Exercise: Extract each line containing the string "bagi".

Given entries:
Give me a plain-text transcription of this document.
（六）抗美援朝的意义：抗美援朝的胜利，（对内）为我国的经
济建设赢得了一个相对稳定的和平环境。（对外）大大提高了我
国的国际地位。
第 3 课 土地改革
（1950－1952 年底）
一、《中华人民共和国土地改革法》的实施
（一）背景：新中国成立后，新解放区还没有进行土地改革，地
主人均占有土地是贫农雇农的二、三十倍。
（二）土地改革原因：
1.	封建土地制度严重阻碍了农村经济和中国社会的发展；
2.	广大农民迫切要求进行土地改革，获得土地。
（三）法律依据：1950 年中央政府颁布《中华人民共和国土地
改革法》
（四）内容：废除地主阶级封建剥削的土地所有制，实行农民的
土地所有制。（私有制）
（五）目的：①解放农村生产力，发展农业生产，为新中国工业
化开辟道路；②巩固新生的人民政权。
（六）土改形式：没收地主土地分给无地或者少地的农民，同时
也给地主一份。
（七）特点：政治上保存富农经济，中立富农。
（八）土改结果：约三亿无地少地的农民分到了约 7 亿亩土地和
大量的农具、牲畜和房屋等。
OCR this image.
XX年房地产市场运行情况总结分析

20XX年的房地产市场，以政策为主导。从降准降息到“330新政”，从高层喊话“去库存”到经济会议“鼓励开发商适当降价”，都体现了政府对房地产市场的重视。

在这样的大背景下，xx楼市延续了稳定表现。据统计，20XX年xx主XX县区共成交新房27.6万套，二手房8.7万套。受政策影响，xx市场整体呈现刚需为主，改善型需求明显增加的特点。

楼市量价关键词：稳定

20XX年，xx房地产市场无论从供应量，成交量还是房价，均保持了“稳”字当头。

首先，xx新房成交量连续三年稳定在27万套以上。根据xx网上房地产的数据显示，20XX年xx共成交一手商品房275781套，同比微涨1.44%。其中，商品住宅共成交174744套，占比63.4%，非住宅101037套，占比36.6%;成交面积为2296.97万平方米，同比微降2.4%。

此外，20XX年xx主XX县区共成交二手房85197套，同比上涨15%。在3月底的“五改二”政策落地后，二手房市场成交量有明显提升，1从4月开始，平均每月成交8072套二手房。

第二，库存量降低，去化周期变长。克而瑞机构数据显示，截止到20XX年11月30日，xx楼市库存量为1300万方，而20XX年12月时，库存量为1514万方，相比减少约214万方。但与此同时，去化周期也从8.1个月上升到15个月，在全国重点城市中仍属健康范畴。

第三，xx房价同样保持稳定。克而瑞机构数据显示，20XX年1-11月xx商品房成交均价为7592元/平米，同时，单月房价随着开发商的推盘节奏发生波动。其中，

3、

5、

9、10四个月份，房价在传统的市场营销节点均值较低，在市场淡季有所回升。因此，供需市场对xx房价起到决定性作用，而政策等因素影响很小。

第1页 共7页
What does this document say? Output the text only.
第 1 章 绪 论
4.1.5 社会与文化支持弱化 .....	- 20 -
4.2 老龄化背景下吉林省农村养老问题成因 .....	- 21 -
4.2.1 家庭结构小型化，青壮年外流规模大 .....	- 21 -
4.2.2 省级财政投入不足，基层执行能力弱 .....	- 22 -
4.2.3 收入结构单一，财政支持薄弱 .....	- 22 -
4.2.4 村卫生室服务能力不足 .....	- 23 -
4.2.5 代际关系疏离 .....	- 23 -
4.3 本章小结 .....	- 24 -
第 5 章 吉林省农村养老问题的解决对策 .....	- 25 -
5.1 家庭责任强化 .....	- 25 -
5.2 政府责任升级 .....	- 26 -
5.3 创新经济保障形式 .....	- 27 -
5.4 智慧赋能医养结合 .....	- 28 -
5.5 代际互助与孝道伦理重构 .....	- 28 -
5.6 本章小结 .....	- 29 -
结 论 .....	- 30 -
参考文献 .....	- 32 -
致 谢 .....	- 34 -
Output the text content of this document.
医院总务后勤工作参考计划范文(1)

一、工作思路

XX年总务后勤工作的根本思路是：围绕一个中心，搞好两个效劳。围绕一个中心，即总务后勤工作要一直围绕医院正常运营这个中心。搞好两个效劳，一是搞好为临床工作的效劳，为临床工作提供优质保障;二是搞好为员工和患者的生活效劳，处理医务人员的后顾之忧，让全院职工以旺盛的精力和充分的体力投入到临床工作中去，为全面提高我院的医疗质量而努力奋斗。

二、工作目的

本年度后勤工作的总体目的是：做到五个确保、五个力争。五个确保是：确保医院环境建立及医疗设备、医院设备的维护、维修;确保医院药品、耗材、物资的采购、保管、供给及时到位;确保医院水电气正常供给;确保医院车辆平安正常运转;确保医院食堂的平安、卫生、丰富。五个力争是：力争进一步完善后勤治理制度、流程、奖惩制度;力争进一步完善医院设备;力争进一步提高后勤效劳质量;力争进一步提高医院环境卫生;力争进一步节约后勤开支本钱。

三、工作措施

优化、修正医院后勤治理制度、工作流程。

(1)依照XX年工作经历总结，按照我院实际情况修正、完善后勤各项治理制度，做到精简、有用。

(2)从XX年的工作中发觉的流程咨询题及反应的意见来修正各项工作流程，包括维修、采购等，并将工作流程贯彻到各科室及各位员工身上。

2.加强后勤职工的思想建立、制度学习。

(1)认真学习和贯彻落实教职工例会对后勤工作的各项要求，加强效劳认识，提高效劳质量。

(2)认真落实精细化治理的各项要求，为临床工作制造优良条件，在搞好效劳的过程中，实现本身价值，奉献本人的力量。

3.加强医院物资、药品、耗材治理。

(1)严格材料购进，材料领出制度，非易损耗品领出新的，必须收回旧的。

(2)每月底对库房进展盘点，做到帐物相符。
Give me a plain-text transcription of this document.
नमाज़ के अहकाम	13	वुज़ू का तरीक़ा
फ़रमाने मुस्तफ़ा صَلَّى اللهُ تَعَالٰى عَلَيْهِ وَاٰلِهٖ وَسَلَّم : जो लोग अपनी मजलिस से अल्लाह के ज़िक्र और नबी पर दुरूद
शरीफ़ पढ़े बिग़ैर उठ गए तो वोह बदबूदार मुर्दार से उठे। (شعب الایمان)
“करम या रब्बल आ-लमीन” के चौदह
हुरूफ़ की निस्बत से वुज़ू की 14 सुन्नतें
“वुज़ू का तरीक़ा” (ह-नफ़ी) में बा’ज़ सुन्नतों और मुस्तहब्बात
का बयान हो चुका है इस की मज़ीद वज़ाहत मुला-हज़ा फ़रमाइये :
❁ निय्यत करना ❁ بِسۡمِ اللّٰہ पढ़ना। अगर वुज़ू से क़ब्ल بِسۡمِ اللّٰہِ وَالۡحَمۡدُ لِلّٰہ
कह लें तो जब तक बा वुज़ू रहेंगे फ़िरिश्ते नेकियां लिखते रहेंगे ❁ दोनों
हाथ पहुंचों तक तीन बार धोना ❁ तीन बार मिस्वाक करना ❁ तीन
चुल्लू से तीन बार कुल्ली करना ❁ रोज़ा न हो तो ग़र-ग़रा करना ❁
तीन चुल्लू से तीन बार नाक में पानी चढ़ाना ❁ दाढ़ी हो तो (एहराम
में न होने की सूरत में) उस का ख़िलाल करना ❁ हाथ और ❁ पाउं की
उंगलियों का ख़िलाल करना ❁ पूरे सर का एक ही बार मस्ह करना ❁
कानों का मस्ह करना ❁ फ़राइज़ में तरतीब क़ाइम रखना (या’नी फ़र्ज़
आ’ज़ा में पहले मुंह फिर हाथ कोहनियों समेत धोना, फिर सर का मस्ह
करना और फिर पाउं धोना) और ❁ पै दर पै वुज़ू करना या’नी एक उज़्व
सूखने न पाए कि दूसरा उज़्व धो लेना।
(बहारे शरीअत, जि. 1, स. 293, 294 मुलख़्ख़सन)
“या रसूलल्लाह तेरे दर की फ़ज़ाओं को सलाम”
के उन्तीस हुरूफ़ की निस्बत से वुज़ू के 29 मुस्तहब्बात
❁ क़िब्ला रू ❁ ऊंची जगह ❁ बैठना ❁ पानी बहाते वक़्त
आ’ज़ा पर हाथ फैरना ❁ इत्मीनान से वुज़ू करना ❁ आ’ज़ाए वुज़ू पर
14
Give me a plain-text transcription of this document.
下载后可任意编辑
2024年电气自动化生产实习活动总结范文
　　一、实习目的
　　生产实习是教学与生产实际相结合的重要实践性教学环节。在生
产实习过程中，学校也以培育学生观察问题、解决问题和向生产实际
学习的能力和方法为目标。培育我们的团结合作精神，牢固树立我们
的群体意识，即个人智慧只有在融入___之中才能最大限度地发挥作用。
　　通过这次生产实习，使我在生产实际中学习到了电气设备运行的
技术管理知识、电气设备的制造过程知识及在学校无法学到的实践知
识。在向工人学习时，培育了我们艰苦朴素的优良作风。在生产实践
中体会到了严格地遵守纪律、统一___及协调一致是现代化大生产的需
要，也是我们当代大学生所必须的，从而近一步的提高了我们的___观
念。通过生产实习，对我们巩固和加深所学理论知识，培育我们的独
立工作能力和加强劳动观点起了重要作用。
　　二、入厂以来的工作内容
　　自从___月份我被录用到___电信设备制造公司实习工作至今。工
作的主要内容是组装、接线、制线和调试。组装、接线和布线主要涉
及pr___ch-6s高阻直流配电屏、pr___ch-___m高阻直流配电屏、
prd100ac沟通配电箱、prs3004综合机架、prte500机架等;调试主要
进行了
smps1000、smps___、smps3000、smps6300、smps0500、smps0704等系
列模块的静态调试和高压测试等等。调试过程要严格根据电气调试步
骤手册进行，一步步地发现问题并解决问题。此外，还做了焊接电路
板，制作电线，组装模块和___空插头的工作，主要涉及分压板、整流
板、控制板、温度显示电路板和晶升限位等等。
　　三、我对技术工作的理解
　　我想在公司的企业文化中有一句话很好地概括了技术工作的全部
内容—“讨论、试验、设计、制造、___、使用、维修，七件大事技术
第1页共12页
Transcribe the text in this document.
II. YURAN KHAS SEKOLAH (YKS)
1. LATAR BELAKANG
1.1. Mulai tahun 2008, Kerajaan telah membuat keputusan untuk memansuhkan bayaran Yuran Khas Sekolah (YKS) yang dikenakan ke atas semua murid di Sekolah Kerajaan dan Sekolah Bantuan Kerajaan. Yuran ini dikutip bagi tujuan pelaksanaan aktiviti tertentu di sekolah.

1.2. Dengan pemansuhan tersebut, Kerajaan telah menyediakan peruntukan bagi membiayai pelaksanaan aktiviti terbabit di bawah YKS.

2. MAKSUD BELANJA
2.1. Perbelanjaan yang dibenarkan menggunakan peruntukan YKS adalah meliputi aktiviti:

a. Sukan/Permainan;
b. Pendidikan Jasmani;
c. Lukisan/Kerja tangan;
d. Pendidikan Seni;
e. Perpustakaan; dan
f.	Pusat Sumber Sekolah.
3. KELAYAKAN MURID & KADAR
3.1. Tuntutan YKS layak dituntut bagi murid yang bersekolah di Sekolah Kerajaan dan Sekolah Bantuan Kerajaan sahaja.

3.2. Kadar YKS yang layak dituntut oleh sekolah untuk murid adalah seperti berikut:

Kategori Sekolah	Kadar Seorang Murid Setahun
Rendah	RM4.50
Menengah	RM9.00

The result:
1.1. Mulai tahun 2008, Kerajaan telah membuat keputusan untuk memansuhkan bayaran Yuran Khas Sekolah (YKS) yang dikenakan ke atas semua murid di Sekolah Kerajaan dan Sekolah Bantuan Kerajaan. Yuran ini dikutip bagi tujuan pelaksanaan aktiviti tertentu di sekolah.
1.2. Dengan pemansuhan tersebut, Kerajaan telah menyediakan peruntukan bagi membiayai pelaksanaan aktiviti terbabit di bawah YKS.
3.1. Tuntutan YKS layak dituntut bagi murid yang bersekolah di Sekolah Kerajaan dan Sekolah Bantuan Kerajaan sahaja.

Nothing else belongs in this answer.